**INSTRUCTIONS FOR THE TASK:** Each entry below should be reproduced character for character.

Extracted records

— Begin —

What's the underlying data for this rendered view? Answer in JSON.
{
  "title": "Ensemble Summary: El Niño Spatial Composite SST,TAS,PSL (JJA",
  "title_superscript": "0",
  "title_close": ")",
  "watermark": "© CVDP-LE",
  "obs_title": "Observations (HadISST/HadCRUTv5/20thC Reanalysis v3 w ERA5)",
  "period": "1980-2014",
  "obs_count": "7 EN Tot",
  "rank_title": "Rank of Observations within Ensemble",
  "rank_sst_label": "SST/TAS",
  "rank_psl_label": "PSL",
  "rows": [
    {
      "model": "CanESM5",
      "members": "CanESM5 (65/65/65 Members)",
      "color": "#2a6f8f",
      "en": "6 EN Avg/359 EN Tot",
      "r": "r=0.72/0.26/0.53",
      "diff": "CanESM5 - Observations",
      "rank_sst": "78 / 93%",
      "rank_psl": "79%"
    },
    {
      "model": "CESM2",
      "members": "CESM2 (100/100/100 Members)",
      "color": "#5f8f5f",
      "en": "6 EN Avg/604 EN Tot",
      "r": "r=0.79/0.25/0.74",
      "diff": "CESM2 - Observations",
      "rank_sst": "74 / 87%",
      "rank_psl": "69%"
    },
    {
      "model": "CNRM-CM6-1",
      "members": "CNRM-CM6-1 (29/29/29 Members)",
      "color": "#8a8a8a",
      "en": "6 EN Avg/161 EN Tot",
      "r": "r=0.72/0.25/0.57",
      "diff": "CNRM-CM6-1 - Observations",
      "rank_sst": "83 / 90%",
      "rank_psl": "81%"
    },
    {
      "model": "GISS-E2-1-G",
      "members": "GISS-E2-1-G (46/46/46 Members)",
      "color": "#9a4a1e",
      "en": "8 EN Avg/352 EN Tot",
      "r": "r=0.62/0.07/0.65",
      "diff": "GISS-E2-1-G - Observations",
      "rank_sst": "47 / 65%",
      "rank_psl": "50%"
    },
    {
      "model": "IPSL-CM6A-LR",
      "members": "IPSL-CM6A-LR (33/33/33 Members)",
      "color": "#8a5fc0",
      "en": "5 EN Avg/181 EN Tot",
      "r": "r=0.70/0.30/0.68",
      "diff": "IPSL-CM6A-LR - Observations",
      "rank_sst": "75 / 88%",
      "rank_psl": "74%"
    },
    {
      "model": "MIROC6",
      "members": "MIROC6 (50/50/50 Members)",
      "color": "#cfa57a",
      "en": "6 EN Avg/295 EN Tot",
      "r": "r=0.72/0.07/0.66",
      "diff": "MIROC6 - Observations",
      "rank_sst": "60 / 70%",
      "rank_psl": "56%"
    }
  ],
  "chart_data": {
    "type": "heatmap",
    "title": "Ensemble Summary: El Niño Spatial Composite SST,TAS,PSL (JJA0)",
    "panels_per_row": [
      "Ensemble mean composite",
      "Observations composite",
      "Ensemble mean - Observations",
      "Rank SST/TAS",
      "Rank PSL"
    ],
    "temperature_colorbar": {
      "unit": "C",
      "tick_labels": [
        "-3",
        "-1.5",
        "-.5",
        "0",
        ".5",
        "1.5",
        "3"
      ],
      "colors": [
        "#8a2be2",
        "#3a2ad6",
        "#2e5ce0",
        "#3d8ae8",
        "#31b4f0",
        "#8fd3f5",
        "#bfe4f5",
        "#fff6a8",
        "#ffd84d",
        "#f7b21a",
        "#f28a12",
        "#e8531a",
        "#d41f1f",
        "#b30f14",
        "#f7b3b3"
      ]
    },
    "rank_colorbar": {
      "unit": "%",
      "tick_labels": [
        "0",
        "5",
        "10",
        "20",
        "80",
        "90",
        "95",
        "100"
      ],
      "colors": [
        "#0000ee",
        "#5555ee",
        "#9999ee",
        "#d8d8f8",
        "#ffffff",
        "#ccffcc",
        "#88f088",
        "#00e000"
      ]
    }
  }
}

— End —

**FINISHED TASK:**
What's the underlying data for this rendered view? Answer in JSON.
{
  "title": "Ensemble Summary: El Niño Spatial Composite SST,TAS,PSL (JJA",
  "title_superscript": "0",
  "title_close": ")",
  "watermark": "© CVDP-LE",
  "obs_title": "Observations (HadISST/HadCRUTv5/20thC Reanalysis v3 w ERA5)",
  "period": "1980-2014",
  "obs_count": "7 EN Tot",
  "rank_title": "Rank of Observations within Ensemble",
  "rank_sst_label": "SST/TAS",
  "rank_psl_label": "PSL",
  "rows": [
    {
      "model": "CanESM5",
      "members": "CanESM5 (65/65/65 Members)",
      "color": "#2a6f8f",
      "en": "6 EN Avg/359 EN Tot",
      "r": "r=0.72/0.26/0.53",
      "diff": "CanESM5 - Observations",
      "rank_sst": "78 / 93%",
      "rank_psl": "79%"
    },
    {
      "model": "CESM2",
      "members": "CESM2 (100/100/100 Members)",
      "color": "#5f8f5f",
      "en": "6 EN Avg/604 EN Tot",
      "r": "r=0.79/0.25/0.74",
      "diff": "CESM2 - Observations",
      "rank_sst": "74 / 87%",
      "rank_psl": "69%"
    },
    {
      "model": "CNRM-CM6-1",
      "members": "CNRM-CM6-1 (29/29/29 Members)",
      "color": "#8a8a8a",
      "en": "6 EN Avg/161 EN Tot",
      "r": "r=0.72/0.25/0.57",
      "diff": "CNRM-CM6-1 - Observations",
      "rank_sst": "83 / 90%",
      "rank_psl": "81%"
    },
    {
      "model": "GISS-E2-1-G",
      "members": "GISS-E2-1-G (46/46/46 Members)",
      "color": "#9a4a1e",
      "en": "8 EN Avg/352 EN Tot",
      "r": "r=0.62/0.07/0.65",
      "diff": "GISS-E2-1-G - Observations",
      "rank_sst": "47 / 65%",
      "rank_psl": "50%"
    },
    {
      "model": "IPSL-CM6A-LR",
      "members": "IPSL-CM6A-LR (33/33/33 Members)",
      "color": "#8a5fc0",
      "en": "5 EN Avg/181 EN Tot",
      "r": "r=0.70/0.30/0.68",
      "diff": "IPSL-CM6A-LR - Observations",
      "rank_sst": "75 / 88%",
      "rank_psl": "74%"
    },
    {
      "model": "MIROC6",
      "members": "MIROC6 (50/50/50 Members)",
      "color": "#cfa57a",
      "en": "6 EN Avg/295 EN Tot",
      "r": "r=0.72/0.07/0.66",
      "diff": "MIROC6 - Observations",
      "rank_sst": "60 / 70%",
      "rank_psl": "56%"
    }
  ],
  "chart_data": {
    "type": "heatmap",
    "title": "Ensemble Summary: El Niño Spatial Composite SST,TAS,PSL (JJA0)",
    "panels_per_row": [
      "Ensemble mean composite",
      "Observations composite",
      "Ensemble mean - Observations",
      "Rank SST/TAS",
      "Rank PSL"
    ],
    "temperature_colorbar": {
      "unit": "C",
      "tick_labels": [
        "-3",
        "-1.5",
        "-.5",
        "0",
        ".5",
        "1.5",
        "3"
      ],
      "colors": [
        "#8a2be2",
        "#3a2ad6",
        "#2e5ce0",
        "#3d8ae8",
        "#31b4f0",
        "#8fd3f5",
        "#bfe4f5",
        "#fff6a8",
        "#ffd84d",
        "#f7b21a",
        "#f28a12",
        "#e8531a",
        "#d41f1f",
        "#b30f14",
        "#f7b3b3"
      ]
    },
    "rank_colorbar": {
      "unit": "%",
      "tick_labels": [
        "0",
        "5",
        "10",
        "20",
        "80",
        "90",
        "95",
        "100"
      ],
      "colors": [
        "#0000ee",
        "#5555ee",
        "#9999ee",
        "#d8d8f8",
        "#ffffff",
        "#ccffcc",
        "#88f088",
        "#00e000"
      ]
    }
  }
}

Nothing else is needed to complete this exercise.